▶ [SHORT EXERCISE] Copy out each line in the material below that has the word "firmware".

▶ [DATASET EXTRACT]
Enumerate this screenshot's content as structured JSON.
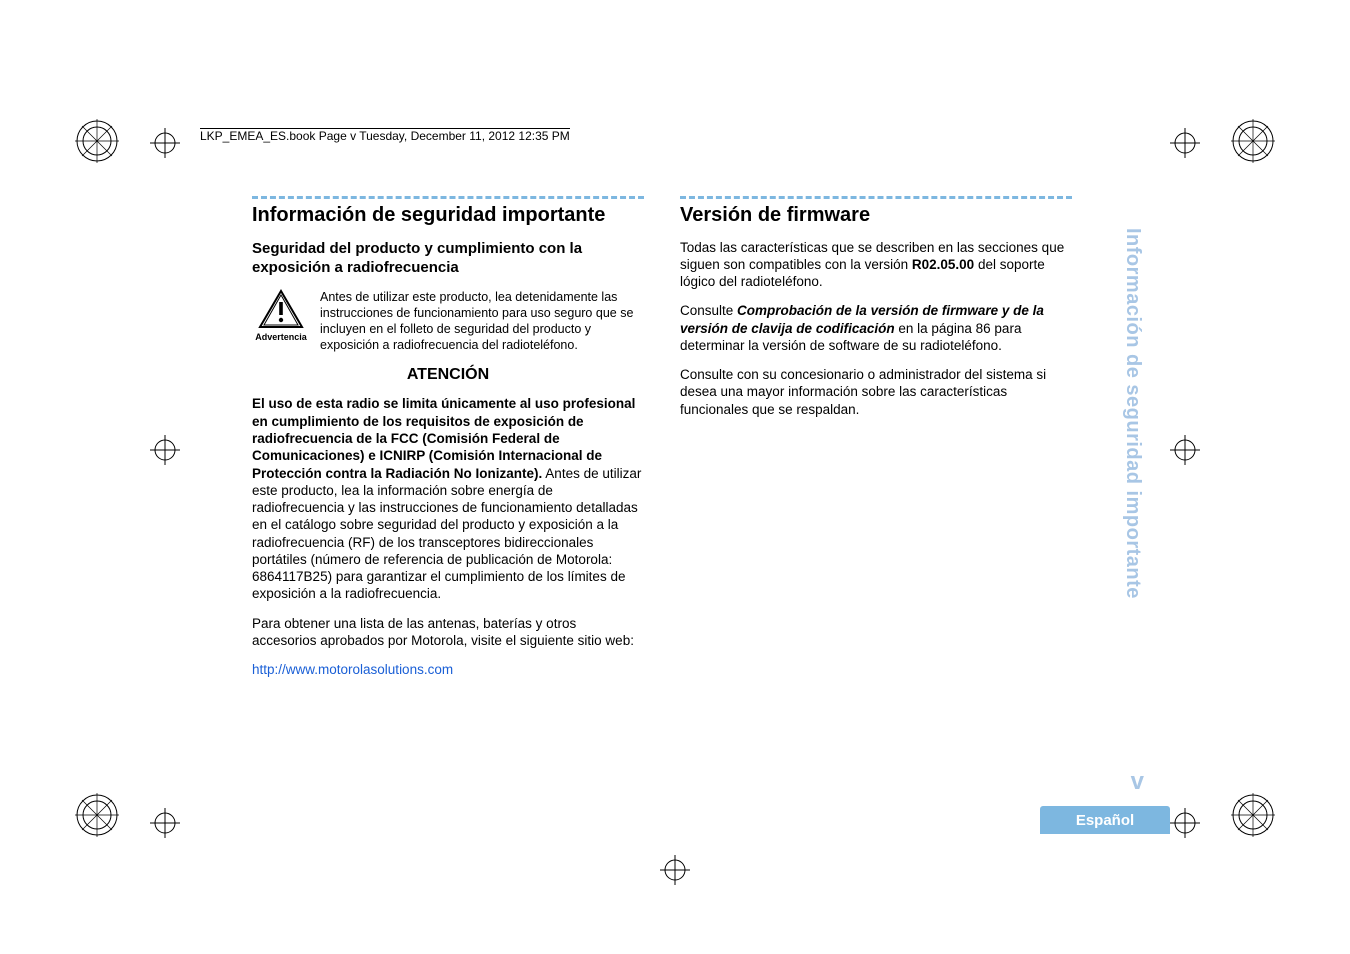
{
  "header": "LKP_EMEA_ES.book  Page v  Tuesday, December 11, 2012  12:35 PM",
  "left": {
    "title": "Información de seguridad importante",
    "subtitle": "Seguridad del producto y cumplimiento con la exposición a radiofrecuencia",
    "warn_label": "Advertencia",
    "warn_text": "Antes de utilizar este producto, lea detenidamente las instrucciones de funcionamiento para uso seguro que se incluyen en el folleto de seguridad del producto y exposición a radiofrecuencia del radioteléfono.",
    "atencion": "ATENCIÓN",
    "para1_bold": "El uso de esta radio se limita únicamente al uso profesional en cumplimiento de los requisitos de exposición de radiofrecuencia de la FCC (Comisión Federal de Comunicaciones) e ICNIRP (Comisión Internacional de Protección contra la Radiación No Ionizante).",
    "para1_rest": " Antes de utilizar este producto, lea la información sobre energía de radiofrecuencia y las instrucciones de funcionamiento detalladas en el catálogo sobre seguridad del producto y exposición a la radiofrecuencia (RF) de los transceptores bidireccionales portátiles (número de referencia de publicación de Motorola: 6864117B25) para garantizar el cumplimiento de los límites de exposición a la radiofrecuencia.",
    "para2": "Para obtener una lista de las antenas, baterías y otros accesorios aprobados por Motorola, visite el siguiente sitio web:",
    "link": "http://www.motorolasolutions.com"
  },
  "right": {
    "title": "Versión de firmware",
    "p1a": "Todas las características que se describen en las secciones que siguen son compatibles con la versión ",
    "p1_bold": "R02.05.00",
    "p1b": " del soporte lógico del radioteléfono.",
    "p2a": "Consulte ",
    "p2_italic": "Comprobación de la versión de firmware y de la versión de clavija de codificación",
    "p2b": " en la página 86 para determinar la versión de software de su radioteléfono.",
    "p3": "Consulte con su concesionario o administrador del sistema si desea una mayor información sobre las características funcionales que se respaldan."
  },
  "side_tab": "Información de seguridad importante",
  "page_num": "v",
  "lang": "Español"
}
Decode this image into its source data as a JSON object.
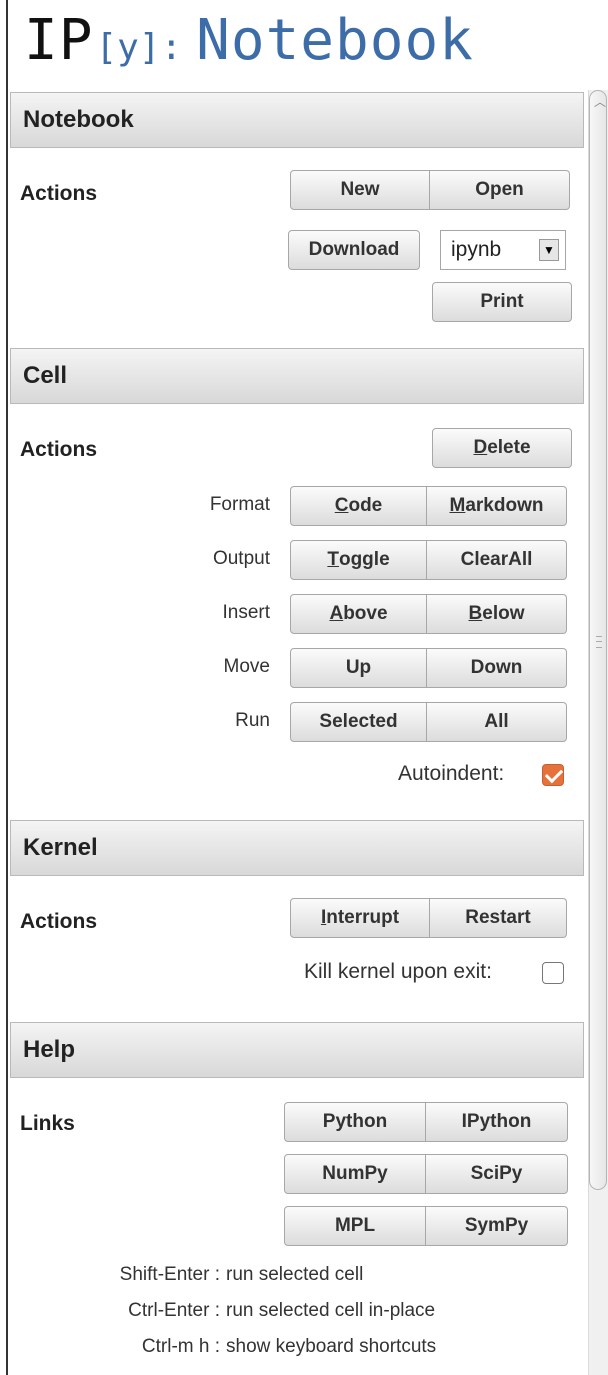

▶ [CORRECT ANSWER]
    "title": "Versión de firmware",
    "p2_italic": "Comprobación de la versión de firmware y de la versión de clavija de codificación",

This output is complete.